▸ Challenge: Search the material for "this" and show all lines that contain it.

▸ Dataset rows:
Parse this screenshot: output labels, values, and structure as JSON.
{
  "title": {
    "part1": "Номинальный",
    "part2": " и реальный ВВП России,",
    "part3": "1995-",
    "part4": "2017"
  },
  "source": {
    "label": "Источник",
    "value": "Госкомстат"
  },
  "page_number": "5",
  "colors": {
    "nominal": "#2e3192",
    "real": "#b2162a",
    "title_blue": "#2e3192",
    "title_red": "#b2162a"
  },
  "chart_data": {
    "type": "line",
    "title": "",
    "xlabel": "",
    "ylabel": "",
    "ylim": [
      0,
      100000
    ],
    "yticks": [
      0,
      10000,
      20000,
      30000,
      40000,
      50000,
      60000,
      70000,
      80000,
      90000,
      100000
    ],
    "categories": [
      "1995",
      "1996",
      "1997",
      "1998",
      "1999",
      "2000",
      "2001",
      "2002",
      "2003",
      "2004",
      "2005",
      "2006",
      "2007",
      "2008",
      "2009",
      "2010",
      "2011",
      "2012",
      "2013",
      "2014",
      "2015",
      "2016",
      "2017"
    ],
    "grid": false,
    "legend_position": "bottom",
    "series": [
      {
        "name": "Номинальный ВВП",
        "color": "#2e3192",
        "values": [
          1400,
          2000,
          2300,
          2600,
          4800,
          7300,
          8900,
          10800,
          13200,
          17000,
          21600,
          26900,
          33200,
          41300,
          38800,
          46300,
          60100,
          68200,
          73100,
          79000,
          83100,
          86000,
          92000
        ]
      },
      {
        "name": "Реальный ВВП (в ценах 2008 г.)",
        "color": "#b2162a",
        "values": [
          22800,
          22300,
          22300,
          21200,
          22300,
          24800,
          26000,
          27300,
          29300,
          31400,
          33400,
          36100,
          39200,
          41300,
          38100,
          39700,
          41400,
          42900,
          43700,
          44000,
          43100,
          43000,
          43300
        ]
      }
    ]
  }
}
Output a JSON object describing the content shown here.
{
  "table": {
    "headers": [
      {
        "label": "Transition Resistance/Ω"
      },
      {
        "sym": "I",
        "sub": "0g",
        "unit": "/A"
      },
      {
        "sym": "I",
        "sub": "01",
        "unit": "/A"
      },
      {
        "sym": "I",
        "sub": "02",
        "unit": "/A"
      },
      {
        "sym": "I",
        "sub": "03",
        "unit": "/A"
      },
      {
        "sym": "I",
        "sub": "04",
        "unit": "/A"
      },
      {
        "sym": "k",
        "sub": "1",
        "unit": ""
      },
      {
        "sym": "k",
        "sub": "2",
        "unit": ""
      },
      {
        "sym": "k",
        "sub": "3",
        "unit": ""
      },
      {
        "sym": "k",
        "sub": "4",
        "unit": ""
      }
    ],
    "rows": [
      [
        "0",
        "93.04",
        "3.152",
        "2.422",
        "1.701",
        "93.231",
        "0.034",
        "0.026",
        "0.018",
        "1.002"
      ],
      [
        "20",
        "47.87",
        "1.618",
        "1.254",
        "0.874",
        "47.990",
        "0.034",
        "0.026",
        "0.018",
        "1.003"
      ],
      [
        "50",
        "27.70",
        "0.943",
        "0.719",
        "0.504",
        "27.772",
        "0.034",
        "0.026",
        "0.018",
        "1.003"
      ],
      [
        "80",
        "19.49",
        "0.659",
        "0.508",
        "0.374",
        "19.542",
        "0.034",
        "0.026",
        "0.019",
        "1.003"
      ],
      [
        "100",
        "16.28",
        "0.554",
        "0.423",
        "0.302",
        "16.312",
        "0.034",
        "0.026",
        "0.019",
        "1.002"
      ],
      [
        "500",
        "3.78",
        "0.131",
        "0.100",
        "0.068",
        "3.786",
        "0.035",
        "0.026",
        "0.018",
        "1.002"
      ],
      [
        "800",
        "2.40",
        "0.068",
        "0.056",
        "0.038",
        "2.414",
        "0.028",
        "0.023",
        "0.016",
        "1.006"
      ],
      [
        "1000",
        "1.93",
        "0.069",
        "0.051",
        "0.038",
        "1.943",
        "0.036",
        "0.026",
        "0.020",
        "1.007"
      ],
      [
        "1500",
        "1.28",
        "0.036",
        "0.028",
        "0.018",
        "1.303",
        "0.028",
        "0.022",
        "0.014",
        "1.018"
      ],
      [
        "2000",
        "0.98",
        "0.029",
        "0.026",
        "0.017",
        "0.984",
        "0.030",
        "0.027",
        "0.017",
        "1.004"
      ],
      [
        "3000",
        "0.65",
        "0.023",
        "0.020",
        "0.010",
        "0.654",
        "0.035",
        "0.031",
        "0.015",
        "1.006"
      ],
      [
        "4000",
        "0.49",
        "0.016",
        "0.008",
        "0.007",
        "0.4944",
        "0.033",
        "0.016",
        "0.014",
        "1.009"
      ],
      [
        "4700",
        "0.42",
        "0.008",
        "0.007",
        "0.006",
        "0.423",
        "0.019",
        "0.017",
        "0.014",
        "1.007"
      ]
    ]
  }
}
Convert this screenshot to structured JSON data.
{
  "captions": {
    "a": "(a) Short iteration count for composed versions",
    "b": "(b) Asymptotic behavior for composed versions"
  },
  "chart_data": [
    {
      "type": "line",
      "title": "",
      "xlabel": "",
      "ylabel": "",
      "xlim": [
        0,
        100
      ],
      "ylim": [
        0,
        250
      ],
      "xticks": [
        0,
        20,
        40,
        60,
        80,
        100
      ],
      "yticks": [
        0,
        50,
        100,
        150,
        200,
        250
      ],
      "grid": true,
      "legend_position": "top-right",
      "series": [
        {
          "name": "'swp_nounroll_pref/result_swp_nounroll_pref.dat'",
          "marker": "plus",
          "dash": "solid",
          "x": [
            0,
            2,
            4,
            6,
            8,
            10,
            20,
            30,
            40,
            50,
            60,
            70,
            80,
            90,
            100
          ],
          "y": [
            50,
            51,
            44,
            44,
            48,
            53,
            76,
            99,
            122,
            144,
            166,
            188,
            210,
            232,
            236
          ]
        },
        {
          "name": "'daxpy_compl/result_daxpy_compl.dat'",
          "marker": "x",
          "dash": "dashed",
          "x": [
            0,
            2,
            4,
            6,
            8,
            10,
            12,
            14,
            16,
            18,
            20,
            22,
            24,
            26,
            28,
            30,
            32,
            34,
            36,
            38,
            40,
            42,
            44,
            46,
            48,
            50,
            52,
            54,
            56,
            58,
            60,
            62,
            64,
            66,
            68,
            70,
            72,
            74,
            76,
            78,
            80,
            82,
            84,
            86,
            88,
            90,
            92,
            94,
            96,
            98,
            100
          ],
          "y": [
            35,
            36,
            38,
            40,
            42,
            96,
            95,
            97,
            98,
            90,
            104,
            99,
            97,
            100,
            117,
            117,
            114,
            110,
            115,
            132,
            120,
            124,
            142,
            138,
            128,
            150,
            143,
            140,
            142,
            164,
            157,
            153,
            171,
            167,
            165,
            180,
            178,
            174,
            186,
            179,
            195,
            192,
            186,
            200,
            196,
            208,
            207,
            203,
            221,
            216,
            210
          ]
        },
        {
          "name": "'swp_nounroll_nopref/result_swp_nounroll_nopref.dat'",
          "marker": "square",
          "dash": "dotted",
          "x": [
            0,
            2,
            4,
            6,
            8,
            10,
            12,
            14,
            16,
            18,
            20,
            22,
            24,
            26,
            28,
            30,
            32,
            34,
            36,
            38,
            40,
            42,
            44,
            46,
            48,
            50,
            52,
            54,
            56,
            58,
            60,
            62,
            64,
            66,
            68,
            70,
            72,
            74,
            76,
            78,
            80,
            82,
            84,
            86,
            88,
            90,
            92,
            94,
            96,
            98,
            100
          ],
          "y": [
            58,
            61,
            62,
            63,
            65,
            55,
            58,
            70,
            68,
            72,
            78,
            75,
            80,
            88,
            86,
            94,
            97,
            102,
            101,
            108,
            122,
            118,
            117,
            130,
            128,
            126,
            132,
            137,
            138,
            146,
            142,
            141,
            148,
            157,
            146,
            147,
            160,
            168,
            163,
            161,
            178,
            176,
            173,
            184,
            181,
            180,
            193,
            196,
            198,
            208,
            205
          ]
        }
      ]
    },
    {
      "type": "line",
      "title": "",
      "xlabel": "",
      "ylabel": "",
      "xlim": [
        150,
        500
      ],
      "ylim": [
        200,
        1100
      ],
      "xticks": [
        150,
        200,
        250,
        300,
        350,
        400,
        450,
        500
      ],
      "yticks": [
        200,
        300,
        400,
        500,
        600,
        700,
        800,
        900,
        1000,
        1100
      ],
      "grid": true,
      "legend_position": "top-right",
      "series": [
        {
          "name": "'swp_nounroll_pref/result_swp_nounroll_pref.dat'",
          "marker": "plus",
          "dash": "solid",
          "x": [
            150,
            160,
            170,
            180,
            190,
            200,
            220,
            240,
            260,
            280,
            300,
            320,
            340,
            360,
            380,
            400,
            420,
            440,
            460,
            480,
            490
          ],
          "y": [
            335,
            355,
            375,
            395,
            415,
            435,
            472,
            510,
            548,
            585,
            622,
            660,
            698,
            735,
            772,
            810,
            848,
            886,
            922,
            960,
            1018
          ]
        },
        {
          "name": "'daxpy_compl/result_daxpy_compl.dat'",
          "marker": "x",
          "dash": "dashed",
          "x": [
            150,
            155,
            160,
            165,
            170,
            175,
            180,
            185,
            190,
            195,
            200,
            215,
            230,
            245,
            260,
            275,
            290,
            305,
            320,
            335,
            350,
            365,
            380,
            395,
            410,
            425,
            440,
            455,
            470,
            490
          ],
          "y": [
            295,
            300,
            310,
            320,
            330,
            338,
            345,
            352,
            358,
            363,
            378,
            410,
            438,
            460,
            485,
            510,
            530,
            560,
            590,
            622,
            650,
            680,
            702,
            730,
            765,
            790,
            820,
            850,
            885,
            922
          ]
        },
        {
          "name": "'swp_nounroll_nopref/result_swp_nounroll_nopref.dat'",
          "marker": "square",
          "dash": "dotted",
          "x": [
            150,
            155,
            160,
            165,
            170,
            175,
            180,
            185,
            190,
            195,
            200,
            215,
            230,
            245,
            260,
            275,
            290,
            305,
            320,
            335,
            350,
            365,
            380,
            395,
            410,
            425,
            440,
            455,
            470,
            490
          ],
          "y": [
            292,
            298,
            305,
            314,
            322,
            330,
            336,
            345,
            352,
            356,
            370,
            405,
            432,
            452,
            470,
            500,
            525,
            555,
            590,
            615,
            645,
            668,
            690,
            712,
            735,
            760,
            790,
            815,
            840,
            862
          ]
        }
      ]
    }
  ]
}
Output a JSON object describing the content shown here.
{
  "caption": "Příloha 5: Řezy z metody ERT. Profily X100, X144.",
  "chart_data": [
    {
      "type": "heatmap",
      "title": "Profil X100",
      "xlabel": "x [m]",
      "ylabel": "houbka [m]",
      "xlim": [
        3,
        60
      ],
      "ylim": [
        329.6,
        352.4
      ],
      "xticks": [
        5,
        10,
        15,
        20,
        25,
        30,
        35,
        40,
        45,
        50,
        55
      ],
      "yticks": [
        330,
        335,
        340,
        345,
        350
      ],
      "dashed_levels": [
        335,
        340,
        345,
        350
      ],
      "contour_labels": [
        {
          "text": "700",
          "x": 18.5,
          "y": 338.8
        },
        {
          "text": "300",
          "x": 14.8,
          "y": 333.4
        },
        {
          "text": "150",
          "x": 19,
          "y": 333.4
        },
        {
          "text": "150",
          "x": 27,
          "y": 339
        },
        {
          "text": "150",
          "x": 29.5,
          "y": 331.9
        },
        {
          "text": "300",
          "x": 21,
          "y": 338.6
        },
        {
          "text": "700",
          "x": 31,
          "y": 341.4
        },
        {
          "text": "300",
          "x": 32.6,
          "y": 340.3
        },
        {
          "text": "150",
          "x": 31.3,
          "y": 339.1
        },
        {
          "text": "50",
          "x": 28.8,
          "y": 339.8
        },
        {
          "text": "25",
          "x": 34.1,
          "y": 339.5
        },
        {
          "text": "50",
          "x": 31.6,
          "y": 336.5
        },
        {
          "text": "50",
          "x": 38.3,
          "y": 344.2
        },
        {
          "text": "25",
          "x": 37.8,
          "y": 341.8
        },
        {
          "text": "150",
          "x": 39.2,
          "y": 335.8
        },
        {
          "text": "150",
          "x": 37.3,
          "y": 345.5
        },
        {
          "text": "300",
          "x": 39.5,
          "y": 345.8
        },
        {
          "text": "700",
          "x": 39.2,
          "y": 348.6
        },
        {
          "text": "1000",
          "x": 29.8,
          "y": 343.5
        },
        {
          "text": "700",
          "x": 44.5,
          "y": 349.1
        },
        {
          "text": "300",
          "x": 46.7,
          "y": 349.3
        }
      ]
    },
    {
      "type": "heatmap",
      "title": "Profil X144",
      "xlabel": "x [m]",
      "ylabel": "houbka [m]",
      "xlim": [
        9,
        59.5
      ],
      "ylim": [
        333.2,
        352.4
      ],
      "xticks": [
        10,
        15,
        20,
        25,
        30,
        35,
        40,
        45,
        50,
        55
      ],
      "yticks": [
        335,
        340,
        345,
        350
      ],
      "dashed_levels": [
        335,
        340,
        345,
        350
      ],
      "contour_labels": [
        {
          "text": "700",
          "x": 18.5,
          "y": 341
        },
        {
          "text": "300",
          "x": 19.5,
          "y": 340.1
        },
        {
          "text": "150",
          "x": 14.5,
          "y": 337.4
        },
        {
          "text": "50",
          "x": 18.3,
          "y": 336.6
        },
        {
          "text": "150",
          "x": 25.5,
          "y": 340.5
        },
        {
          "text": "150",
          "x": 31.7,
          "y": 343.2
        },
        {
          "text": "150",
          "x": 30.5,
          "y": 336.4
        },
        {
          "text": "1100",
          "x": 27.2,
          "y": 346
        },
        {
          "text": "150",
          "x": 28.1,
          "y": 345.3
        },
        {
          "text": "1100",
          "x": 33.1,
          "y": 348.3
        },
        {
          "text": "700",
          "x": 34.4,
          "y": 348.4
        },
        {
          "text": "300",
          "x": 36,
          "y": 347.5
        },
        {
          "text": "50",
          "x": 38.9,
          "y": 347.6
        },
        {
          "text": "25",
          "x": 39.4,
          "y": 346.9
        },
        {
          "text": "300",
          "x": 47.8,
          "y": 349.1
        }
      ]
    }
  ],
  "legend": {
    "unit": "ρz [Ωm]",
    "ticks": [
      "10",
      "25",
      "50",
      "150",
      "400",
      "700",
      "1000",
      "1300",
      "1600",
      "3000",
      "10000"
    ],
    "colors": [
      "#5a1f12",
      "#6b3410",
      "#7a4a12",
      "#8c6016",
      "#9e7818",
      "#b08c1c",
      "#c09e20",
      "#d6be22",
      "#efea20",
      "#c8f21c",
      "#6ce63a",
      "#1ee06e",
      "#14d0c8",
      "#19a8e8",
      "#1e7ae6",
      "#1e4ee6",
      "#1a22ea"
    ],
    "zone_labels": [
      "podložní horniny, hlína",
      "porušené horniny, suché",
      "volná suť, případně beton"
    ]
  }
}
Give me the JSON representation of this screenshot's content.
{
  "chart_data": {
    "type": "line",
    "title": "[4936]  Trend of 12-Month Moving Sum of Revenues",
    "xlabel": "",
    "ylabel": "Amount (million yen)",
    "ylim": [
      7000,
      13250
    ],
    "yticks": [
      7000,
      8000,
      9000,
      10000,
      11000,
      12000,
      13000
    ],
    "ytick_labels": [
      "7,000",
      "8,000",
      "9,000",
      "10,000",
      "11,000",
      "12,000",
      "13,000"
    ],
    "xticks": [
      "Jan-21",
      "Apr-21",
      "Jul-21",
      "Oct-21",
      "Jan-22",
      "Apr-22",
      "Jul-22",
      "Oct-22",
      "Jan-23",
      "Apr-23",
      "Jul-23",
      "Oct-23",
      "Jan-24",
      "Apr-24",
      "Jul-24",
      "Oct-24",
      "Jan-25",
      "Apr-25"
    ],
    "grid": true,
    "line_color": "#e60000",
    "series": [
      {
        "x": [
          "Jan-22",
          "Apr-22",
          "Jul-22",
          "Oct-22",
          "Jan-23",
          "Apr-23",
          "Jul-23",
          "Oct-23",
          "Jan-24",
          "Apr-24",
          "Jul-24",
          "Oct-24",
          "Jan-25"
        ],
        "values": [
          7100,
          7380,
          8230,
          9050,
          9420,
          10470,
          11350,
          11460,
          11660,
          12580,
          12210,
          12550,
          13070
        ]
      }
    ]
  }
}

▸ Output of the exercise:
Parse this screenshot: output labels, values, and structure as JSON.
Convert this screenshot to structured JSON data.
Give me the JSON representation of this screenshot's content.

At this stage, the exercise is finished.